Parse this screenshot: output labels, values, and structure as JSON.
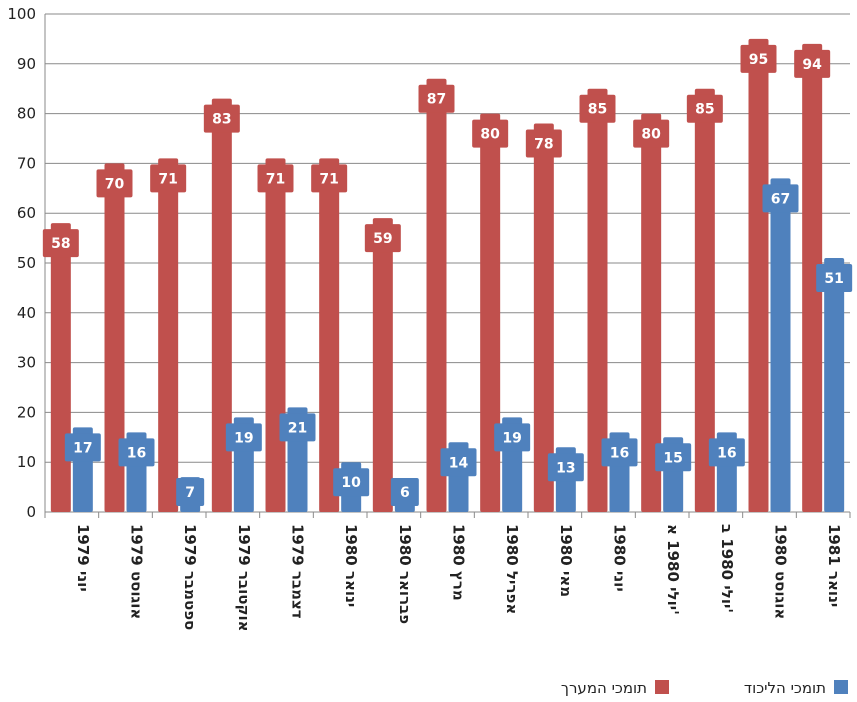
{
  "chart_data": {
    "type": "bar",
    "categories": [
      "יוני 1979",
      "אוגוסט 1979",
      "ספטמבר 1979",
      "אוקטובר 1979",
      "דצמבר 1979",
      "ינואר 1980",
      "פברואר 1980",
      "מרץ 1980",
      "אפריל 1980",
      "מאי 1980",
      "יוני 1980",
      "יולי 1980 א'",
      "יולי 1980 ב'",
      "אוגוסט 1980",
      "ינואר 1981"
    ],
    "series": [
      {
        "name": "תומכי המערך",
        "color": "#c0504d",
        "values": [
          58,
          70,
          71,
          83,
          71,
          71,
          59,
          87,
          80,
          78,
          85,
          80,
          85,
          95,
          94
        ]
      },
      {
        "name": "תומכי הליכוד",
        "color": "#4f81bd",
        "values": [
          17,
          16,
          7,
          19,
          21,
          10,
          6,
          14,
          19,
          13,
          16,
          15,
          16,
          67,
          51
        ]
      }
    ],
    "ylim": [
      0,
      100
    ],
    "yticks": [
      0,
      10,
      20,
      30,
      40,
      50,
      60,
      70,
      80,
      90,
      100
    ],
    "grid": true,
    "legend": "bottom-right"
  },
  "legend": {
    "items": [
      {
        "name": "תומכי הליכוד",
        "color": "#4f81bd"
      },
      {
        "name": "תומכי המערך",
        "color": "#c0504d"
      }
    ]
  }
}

WRITTEN INSTRUCTION -
Show every line in the entries where the string "color" occurs.

OUTPUT -
        "color": "#c0504d",
        "color": "#4f81bd",
        "color": "#4f81bd"
        "color": "#c0504d"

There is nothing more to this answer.